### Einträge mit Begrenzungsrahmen

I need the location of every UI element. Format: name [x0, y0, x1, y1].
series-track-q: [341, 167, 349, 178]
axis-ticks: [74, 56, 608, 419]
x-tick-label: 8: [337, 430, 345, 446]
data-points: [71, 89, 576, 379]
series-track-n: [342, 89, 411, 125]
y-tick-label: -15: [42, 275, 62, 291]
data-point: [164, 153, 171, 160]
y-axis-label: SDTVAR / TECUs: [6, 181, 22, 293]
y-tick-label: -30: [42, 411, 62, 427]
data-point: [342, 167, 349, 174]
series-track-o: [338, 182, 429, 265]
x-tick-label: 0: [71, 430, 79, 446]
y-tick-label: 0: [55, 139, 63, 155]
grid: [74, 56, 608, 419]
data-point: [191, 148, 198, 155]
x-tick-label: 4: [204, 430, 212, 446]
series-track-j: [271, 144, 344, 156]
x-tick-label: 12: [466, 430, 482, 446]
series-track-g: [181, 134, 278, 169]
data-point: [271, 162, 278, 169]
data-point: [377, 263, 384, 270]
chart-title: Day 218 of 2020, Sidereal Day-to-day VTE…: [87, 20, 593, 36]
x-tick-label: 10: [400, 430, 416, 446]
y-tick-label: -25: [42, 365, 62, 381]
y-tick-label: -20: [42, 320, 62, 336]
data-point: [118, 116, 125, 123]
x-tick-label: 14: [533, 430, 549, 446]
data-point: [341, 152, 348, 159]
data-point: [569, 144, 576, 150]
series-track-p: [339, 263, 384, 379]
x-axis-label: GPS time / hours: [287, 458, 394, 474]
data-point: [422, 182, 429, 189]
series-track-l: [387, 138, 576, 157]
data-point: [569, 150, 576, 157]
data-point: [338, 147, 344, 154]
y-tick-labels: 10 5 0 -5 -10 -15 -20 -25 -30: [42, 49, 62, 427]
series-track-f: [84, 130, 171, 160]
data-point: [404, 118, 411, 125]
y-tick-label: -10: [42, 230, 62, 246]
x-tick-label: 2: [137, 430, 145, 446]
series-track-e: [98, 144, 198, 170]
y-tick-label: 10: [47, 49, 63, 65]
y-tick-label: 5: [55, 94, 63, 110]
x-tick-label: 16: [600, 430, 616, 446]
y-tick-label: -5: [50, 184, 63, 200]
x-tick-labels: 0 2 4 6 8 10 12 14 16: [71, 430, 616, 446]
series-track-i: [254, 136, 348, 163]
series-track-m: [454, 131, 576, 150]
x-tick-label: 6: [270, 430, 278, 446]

### Aufgabe und Anforderungen
Gib die Einträge vom Anfang bis einschließlich der Zeile mit „data-point: [118, 116, 125, 123]“ erneut aus und benenne darin „x-tick-label“ überall in „x-achsen-marke“ um. Alles andere bleibt unverändert.

### Erwartete Ausgabe
I need the location of every UI element. Format: name [x0, y0, x1, y1].
series-track-q: [341, 167, 349, 178]
axis-ticks: [74, 56, 608, 419]
x-achsen-marke: 8: [337, 430, 345, 446]
data-points: [71, 89, 576, 379]
series-track-n: [342, 89, 411, 125]
y-tick-label: -15: [42, 275, 62, 291]
data-point: [164, 153, 171, 160]
y-axis-label: SDTVAR / TECUs: [6, 181, 22, 293]
y-tick-label: -30: [42, 411, 62, 427]
data-point: [342, 167, 349, 174]
series-track-o: [338, 182, 429, 265]
x-achsen-marke: 0: [71, 430, 79, 446]
y-tick-label: 0: [55, 139, 63, 155]
grid: [74, 56, 608, 419]
data-point: [191, 148, 198, 155]
x-achsen-marke: 4: [204, 430, 212, 446]
series-track-j: [271, 144, 344, 156]
x-achsen-marke: 12: [466, 430, 482, 446]
series-track-g: [181, 134, 278, 169]
data-point: [271, 162, 278, 169]
data-point: [377, 263, 384, 270]
chart-title: Day 218 of 2020, Sidereal Day-to-day VTE…: [87, 20, 593, 36]
x-achsen-marke: 10: [400, 430, 416, 446]
y-tick-label: -25: [42, 365, 62, 381]
y-tick-label: -20: [42, 320, 62, 336]
data-point: [118, 116, 125, 123]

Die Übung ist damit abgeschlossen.